▶ **What you are asked to do**
Reproduce all entries precisely as they are written.

▶ **Data supplied**
"""

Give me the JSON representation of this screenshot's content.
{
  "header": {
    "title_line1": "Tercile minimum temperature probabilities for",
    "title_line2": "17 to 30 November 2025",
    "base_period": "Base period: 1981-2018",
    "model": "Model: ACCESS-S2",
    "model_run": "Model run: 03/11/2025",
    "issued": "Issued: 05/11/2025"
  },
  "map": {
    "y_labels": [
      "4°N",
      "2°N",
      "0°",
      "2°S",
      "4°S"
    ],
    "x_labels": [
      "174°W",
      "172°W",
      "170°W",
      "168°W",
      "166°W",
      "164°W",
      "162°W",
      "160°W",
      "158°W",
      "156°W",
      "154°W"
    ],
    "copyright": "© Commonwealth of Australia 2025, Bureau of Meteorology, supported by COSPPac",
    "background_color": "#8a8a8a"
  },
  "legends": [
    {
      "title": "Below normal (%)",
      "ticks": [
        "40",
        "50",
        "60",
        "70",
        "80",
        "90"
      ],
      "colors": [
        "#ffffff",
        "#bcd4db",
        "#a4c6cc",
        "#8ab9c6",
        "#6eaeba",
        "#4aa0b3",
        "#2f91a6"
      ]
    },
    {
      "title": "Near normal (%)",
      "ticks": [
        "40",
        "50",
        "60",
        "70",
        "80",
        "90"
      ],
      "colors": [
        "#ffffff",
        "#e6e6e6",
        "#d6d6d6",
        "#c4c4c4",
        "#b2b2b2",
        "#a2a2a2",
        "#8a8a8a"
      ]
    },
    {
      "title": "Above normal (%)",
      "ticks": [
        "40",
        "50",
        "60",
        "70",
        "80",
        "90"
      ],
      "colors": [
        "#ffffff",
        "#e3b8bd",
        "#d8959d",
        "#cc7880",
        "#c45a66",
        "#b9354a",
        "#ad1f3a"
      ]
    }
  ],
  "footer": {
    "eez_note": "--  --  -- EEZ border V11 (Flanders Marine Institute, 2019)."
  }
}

"""

▶ **Final answer**
Give me the JSON representation of this screenshot's content.
{
  "header": {
    "title_line1": "Tercile minimum temperature probabilities for",
    "title_line2": "17 to 30 November 2025",
    "base_period": "Base period: 1981-2018",
    "model": "Model: ACCESS-S2",
    "model_run": "Model run: 03/11/2025",
    "issued": "Issued: 05/11/2025"
  },
  "map": {
    "y_labels": [
      "4°N",
      "2°N",
      "0°",
      "2°S",
      "4°S"
    ],
    "x_labels": [
      "174°W",
      "172°W",
      "170°W",
      "168°W",
      "166°W",
      "164°W",
      "162°W",
      "160°W",
      "158°W",
      "156°W",
      "154°W"
    ],
    "copyright": "© Commonwealth of Australia 2025, Bureau of Meteorology, supported by COSPPac",
    "background_color": "#8a8a8a"
  },
  "legends": [
    {
      "title": "Below normal (%)",
      "ticks": [
        "40",
        "50",
        "60",
        "70",
        "80",
        "90"
      ],
      "colors": [
        "#ffffff",
        "#bcd4db",
        "#a4c6cc",
        "#8ab9c6",
        "#6eaeba",
        "#4aa0b3",
        "#2f91a6"
      ]
    },
    {
      "title": "Near normal (%)",
      "ticks": [
        "40",
        "50",
        "60",
        "70",
        "80",
        "90"
      ],
      "colors": [
        "#ffffff",
        "#e6e6e6",
        "#d6d6d6",
        "#c4c4c4",
        "#b2b2b2",
        "#a2a2a2",
        "#8a8a8a"
      ]
    },
    {
      "title": "Above normal (%)",
      "ticks": [
        "40",
        "50",
        "60",
        "70",
        "80",
        "90"
      ],
      "colors": [
        "#ffffff",
        "#e3b8bd",
        "#d8959d",
        "#cc7880",
        "#c45a66",
        "#b9354a",
        "#ad1f3a"
      ]
    }
  ],
  "footer": {
    "eez_note": "--  --  -- EEZ border V11 (Flanders Marine Institute, 2019)."
  }
}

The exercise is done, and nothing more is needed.